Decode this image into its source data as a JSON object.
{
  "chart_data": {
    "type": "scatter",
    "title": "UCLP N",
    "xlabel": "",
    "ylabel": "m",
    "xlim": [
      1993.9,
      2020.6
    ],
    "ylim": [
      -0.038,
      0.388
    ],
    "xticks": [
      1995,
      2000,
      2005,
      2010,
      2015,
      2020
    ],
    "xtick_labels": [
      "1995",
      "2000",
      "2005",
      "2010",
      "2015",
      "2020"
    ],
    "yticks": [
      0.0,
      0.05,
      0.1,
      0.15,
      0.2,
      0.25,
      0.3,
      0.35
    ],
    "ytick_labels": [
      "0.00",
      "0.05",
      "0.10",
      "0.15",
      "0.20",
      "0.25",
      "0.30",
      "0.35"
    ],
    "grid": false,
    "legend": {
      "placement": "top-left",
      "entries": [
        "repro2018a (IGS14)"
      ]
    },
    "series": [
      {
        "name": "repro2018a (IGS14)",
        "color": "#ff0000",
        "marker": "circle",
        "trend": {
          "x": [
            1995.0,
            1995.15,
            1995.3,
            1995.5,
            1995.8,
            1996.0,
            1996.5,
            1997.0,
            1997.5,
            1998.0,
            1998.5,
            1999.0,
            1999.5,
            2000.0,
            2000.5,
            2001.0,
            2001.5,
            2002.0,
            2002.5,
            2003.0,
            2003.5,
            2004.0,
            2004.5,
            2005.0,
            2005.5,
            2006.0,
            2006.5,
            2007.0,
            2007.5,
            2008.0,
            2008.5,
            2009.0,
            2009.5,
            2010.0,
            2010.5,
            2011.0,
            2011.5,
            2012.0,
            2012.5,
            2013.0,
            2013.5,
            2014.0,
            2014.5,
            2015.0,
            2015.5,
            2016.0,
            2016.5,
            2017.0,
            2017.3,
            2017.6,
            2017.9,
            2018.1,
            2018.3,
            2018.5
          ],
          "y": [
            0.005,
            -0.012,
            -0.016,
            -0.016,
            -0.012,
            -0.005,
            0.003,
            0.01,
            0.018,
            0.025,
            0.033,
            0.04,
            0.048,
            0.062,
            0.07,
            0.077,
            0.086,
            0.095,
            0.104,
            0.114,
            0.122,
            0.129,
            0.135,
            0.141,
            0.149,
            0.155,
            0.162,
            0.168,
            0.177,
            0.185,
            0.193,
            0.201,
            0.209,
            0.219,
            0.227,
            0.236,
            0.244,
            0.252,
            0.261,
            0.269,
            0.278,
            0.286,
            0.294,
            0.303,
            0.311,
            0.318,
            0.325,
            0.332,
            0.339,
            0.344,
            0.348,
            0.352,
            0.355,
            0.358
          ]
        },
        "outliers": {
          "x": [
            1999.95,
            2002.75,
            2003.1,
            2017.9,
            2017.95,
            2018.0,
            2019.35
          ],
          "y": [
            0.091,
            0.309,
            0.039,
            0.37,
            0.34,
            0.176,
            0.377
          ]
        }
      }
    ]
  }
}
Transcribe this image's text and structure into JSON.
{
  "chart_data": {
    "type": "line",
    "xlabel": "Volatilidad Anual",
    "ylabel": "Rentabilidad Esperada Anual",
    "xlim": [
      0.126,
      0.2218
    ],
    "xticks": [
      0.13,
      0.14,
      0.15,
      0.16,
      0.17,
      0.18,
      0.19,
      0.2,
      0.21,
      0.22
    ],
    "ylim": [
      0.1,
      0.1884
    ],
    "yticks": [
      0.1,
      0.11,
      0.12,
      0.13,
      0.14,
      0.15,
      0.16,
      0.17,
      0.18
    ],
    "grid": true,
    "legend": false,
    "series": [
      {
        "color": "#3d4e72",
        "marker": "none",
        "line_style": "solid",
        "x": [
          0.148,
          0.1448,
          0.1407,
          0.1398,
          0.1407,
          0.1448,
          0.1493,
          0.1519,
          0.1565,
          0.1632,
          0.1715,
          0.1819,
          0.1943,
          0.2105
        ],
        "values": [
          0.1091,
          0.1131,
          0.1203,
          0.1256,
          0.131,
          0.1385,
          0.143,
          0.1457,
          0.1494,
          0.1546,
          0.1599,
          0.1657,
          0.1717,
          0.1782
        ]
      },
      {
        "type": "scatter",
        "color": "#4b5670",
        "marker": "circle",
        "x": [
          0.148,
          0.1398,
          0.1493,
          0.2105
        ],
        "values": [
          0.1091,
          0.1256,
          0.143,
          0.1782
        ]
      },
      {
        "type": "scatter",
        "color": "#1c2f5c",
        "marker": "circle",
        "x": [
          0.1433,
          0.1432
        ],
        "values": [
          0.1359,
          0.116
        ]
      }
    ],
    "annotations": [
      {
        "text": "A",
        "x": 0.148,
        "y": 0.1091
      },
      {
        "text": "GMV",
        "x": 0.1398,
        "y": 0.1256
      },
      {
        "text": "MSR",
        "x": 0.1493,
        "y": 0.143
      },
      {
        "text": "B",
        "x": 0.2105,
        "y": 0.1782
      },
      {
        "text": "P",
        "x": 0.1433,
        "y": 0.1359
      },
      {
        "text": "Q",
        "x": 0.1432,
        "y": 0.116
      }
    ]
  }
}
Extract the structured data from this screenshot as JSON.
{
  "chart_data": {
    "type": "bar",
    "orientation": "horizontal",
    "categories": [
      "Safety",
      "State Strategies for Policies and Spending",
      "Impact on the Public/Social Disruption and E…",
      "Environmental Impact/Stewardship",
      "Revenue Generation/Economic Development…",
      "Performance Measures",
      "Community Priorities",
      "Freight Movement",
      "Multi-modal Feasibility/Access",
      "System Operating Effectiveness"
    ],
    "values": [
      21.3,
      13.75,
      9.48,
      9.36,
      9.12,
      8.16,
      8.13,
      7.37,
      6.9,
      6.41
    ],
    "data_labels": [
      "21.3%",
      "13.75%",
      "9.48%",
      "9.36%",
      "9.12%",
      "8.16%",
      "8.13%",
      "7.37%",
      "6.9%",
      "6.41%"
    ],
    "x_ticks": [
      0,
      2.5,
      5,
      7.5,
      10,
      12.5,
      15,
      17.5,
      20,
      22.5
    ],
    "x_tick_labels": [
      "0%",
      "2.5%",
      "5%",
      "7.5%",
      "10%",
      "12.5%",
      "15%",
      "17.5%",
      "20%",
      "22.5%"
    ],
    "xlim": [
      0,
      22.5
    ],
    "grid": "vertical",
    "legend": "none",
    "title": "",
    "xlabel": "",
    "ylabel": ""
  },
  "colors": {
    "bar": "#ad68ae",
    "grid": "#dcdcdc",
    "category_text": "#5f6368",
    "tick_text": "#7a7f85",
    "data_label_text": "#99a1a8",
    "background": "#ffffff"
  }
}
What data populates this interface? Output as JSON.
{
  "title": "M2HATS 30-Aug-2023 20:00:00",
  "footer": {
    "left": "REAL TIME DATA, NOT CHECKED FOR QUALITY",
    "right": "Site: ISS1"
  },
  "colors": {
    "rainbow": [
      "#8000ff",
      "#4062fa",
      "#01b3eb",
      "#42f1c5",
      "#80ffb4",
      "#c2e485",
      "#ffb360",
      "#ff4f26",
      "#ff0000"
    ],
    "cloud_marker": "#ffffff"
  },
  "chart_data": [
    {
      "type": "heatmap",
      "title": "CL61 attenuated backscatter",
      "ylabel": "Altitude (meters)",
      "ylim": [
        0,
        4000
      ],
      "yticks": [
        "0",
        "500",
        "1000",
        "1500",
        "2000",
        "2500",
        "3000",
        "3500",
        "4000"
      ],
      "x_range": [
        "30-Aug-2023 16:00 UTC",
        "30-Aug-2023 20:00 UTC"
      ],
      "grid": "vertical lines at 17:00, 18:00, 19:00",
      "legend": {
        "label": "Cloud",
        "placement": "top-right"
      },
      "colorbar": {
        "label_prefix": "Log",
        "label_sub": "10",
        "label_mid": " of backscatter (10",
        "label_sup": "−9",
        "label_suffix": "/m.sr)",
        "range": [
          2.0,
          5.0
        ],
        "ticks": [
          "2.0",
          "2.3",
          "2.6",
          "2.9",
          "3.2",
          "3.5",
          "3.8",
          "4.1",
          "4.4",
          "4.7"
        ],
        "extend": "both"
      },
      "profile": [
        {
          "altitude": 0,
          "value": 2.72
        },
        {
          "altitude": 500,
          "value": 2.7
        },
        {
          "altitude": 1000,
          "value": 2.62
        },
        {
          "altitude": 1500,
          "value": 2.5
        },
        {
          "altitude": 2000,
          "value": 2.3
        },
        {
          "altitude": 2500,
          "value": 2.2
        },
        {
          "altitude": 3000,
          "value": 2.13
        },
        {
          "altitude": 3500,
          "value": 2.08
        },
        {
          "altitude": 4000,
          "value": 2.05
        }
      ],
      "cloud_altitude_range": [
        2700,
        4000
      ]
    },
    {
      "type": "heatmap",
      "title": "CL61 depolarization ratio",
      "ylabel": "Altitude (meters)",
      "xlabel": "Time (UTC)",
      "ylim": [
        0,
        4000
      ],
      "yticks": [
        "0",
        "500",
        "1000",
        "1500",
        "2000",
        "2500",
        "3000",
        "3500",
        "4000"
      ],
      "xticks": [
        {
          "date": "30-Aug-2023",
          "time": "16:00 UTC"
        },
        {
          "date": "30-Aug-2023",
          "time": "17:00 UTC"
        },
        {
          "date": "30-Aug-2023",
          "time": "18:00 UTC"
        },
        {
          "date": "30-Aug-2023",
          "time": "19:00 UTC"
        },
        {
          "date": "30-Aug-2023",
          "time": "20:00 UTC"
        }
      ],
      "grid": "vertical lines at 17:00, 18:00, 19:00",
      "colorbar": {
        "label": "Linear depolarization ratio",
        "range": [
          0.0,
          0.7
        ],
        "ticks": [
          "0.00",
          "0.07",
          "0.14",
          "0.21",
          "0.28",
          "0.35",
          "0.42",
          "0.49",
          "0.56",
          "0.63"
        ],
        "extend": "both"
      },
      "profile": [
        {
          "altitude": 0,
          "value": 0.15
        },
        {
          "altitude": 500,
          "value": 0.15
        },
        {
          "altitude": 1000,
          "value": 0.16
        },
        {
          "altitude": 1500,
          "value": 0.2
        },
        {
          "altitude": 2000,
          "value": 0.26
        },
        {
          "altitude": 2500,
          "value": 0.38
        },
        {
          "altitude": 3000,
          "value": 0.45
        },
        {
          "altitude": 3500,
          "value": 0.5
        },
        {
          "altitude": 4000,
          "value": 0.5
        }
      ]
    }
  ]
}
* * *
**DO THIS:**
A single figure is required: the number of lines above in which the word "backscatter" occurs.

**COMPLETED TASK:**
2